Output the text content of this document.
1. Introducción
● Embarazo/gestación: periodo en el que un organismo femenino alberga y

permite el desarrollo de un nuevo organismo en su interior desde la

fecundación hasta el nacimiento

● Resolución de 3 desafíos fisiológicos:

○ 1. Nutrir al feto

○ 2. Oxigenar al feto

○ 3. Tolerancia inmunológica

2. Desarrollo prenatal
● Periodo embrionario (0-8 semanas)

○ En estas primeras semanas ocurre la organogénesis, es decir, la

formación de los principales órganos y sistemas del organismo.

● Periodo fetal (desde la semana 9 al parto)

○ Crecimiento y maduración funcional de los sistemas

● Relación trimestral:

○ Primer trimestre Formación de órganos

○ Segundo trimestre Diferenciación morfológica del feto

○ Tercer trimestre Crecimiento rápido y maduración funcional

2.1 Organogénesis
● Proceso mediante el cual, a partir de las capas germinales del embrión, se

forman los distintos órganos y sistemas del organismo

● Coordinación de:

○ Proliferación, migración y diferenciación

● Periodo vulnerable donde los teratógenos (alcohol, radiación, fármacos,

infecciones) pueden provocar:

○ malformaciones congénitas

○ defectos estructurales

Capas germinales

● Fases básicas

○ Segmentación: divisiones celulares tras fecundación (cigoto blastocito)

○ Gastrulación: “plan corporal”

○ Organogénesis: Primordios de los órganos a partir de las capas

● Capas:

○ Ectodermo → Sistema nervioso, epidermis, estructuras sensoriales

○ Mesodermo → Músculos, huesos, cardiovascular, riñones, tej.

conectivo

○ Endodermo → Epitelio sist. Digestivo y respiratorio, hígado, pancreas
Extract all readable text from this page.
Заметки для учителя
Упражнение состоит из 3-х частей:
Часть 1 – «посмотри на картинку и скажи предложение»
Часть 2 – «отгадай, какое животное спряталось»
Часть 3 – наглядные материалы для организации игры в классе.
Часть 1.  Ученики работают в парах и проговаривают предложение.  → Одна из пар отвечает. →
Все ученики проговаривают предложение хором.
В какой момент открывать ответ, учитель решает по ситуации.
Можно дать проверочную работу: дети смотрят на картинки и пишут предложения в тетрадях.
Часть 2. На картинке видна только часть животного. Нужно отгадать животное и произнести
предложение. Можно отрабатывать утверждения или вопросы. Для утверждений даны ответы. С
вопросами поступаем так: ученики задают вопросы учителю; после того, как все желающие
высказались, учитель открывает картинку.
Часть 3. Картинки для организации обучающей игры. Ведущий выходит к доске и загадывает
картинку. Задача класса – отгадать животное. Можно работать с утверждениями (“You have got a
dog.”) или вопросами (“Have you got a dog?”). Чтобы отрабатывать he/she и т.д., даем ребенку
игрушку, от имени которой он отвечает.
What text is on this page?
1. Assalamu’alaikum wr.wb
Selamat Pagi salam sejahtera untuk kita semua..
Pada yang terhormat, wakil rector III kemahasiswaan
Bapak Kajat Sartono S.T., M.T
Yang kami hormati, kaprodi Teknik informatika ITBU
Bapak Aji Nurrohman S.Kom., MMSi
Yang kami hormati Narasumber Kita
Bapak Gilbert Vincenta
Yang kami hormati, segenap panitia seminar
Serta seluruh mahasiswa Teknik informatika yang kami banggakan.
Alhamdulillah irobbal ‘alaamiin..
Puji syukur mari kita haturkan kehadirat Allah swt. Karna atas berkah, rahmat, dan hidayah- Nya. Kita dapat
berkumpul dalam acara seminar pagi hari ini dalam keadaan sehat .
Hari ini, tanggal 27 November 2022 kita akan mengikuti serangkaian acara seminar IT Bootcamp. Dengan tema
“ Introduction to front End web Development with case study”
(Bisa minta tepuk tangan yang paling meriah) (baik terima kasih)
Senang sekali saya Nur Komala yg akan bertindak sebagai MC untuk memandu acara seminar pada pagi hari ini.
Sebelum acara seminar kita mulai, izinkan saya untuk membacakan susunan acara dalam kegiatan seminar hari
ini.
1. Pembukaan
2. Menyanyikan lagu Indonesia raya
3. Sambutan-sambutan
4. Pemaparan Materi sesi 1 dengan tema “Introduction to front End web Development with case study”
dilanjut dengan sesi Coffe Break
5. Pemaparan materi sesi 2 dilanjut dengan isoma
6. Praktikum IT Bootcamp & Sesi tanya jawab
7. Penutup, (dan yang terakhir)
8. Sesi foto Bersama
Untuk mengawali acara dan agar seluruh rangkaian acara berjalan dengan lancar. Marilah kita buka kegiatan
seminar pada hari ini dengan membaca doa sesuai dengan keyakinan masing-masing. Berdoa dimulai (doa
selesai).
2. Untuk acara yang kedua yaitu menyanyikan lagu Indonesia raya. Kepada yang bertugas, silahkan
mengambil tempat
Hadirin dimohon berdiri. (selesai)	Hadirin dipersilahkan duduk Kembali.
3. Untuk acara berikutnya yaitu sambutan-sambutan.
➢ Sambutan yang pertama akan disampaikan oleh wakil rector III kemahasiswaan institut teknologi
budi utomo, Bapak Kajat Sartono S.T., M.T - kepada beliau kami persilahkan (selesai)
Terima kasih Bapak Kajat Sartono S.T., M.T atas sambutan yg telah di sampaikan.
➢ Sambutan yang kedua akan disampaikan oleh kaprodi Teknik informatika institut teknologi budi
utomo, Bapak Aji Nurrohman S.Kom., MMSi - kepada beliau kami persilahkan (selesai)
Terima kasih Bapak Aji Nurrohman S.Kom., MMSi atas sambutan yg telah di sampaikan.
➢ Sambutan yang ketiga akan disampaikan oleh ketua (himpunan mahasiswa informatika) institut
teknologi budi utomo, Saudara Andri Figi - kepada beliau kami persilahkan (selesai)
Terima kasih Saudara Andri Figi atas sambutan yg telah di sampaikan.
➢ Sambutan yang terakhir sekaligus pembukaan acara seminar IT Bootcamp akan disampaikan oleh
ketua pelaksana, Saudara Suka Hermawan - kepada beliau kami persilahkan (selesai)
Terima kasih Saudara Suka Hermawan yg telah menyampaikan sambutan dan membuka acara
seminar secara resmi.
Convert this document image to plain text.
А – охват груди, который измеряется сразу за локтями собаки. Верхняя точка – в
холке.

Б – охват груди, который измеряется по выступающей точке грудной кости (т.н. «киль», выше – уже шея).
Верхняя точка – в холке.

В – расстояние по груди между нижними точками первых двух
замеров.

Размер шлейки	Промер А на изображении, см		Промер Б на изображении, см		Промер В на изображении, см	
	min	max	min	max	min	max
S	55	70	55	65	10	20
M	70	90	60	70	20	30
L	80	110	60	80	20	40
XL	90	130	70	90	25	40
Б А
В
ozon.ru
───
§ **What you are asked to do**
Take the records above and return them exactly as written.

§ **Written answer**
Output the text content of this document.
1. Introducción
● Embarazo/gestación: periodo en el que un organismo femenino alberga y

permite el desarrollo de un nuevo organismo en su interior desde la

fecundación hasta el nacimiento

● Resolución de 3 desafíos fisiológicos:

○ 1. Nutrir al feto

○ 2. Oxigenar al feto

○ 3. Tolerancia inmunológica

2. Desarrollo prenatal
● Periodo embrionario (0-8 semanas)

○ En estas primeras semanas ocurre la organogénesis, es decir, la

formación de los principales órganos y sistemas del organismo.

● Periodo fetal (desde la semana 9 al parto)

○ Crecimiento y maduración funcional de los sistemas

● Relación trimestral:

○ Primer trimestre Formación de órganos

○ Segundo trimestre Diferenciación morfológica del feto

○ Tercer trimestre Crecimiento rápido y maduración funcional

2.1 Organogénesis
● Proceso mediante el cual, a partir de las capas germinales del embrión, se

forman los distintos órganos y sistemas del organismo

● Coordinación de:

○ Proliferación, migración y diferenciación

● Periodo vulnerable donde los teratógenos (alcohol, radiación, fármacos,

infecciones) pueden provocar:

○ malformaciones congénitas

○ defectos estructurales

Capas germinales

● Fases básicas

○ Segmentación: divisiones celulares tras fecundación (cigoto blastocito)

○ Gastrulación: “plan corporal”

○ Organogénesis: Primordios de los órganos a partir de las capas

● Capas:

○ Ectodermo → Sistema nervioso, epidermis, estructuras sensoriales

○ Mesodermo → Músculos, huesos, cardiovascular, riñones, tej.

conectivo

○ Endodermo → Epitelio sist. Digestivo y respiratorio, hígado, pancreas
Extract all readable text from this page.
Заметки для учителя
Упражнение состоит из 3-х частей:
Часть 1 – «посмотри на картинку и скажи предложение»
Часть 2 – «отгадай, какое животное спряталось»
Часть 3 – наглядные материалы для организации игры в классе.
Часть 1.  Ученики работают в парах и проговаривают предложение.  → Одна из пар отвечает. →
Все ученики проговаривают предложение хором.
В какой момент открывать ответ, учитель решает по ситуации.
Можно дать проверочную работу: дети смотрят на картинки и пишут предложения в тетрадях.
Часть 2. На картинке видна только часть животного. Нужно отгадать животное и произнести
предложение. Можно отрабатывать утверждения или вопросы. Для утверждений даны ответы. С
вопросами поступаем так: ученики задают вопросы учителю; после того, как все желающие
высказались, учитель открывает картинку.
Часть 3. Картинки для организации обучающей игры. Ведущий выходит к доске и загадывает
картинку. Задача класса – отгадать животное. Можно работать с утверждениями (“You have got a
dog.”) или вопросами (“Have you got a dog?”). Чтобы отрабатывать he/she и т.д., даем ребенку
игрушку, от имени которой он отвечает.
What text is on this page?
1. Assalamu’alaikum wr.wb
Selamat Pagi salam sejahtera untuk kita semua..
Pada yang terhormat, wakil rector III kemahasiswaan
Bapak Kajat Sartono S.T., M.T
Yang kami hormati, kaprodi Teknik informatika ITBU
Bapak Aji Nurrohman S.Kom., MMSi
Yang kami hormati Narasumber Kita
Bapak Gilbert Vincenta
Yang kami hormati, segenap panitia seminar
Serta seluruh mahasiswa Teknik informatika yang kami banggakan.
Alhamdulillah irobbal ‘alaamiin..
Puji syukur mari kita haturkan kehadirat Allah swt. Karna atas berkah, rahmat, dan hidayah- Nya. Kita dapat
berkumpul dalam acara seminar pagi hari ini dalam keadaan sehat .
Hari ini, tanggal 27 November 2022 kita akan mengikuti serangkaian acara seminar IT Bootcamp. Dengan tema
“ Introduction to front End web Development with case study”
(Bisa minta tepuk tangan yang paling meriah) (baik terima kasih)
Senang sekali saya Nur Komala yg akan bertindak sebagai MC untuk memandu acara seminar pada pagi hari ini.
Sebelum acara seminar kita mulai, izinkan saya untuk membacakan susunan acara dalam kegiatan seminar hari
ini.
1. Pembukaan
2. Menyanyikan lagu Indonesia raya
3. Sambutan-sambutan
4. Pemaparan Materi sesi 1 dengan tema “Introduction to front End web Development with case study”
dilanjut dengan sesi Coffe Break
5. Pemaparan materi sesi 2 dilanjut dengan isoma
6. Praktikum IT Bootcamp & Sesi tanya jawab
7. Penutup, (dan yang terakhir)
8. Sesi foto Bersama
Untuk mengawali acara dan agar seluruh rangkaian acara berjalan dengan lancar. Marilah kita buka kegiatan
seminar pada hari ini dengan membaca doa sesuai dengan keyakinan masing-masing. Berdoa dimulai (doa
selesai).
2. Untuk acara yang kedua yaitu menyanyikan lagu Indonesia raya. Kepada yang bertugas, silahkan
mengambil tempat
Hadirin dimohon berdiri. (selesai)	Hadirin dipersilahkan duduk Kembali.
3. Untuk acara berikutnya yaitu sambutan-sambutan.
➢ Sambutan yang pertama akan disampaikan oleh wakil rector III kemahasiswaan institut teknologi
budi utomo, Bapak Kajat Sartono S.T., M.T - kepada beliau kami persilahkan (selesai)
Terima kasih Bapak Kajat Sartono S.T., M.T atas sambutan yg telah di sampaikan.
➢ Sambutan yang kedua akan disampaikan oleh kaprodi Teknik informatika institut teknologi budi
utomo, Bapak Aji Nurrohman S.Kom., MMSi - kepada beliau kami persilahkan (selesai)
Terima kasih Bapak Aji Nurrohman S.Kom., MMSi atas sambutan yg telah di sampaikan.
➢ Sambutan yang ketiga akan disampaikan oleh ketua (himpunan mahasiswa informatika) institut
teknologi budi utomo, Saudara Andri Figi - kepada beliau kami persilahkan (selesai)
Terima kasih Saudara Andri Figi atas sambutan yg telah di sampaikan.
➢ Sambutan yang terakhir sekaligus pembukaan acara seminar IT Bootcamp akan disampaikan oleh
ketua pelaksana, Saudara Suka Hermawan - kepada beliau kami persilahkan (selesai)
Terima kasih Saudara Suka Hermawan yg telah menyampaikan sambutan dan membuka acara
seminar secara resmi.
Convert this document image to plain text.
А – охват груди, который измеряется сразу за локтями собаки. Верхняя точка – в
холке.

Б – охват груди, который измеряется по выступающей точке грудной кости (т.н. «киль», выше – уже шея).
Верхняя точка – в холке.

В – расстояние по груди между нижними точками первых двух
замеров.

Размер шлейки	Промер А на изображении, см		Промер Б на изображении, см		Промер В на изображении, см	
	min	max	min	max	min	max
S	55	70	55	65	10	20
M	70	90	60	70	20	30
L	80	110	60	80	20	40
XL	90	130	70	90	25	40
Б А
В
ozon.ru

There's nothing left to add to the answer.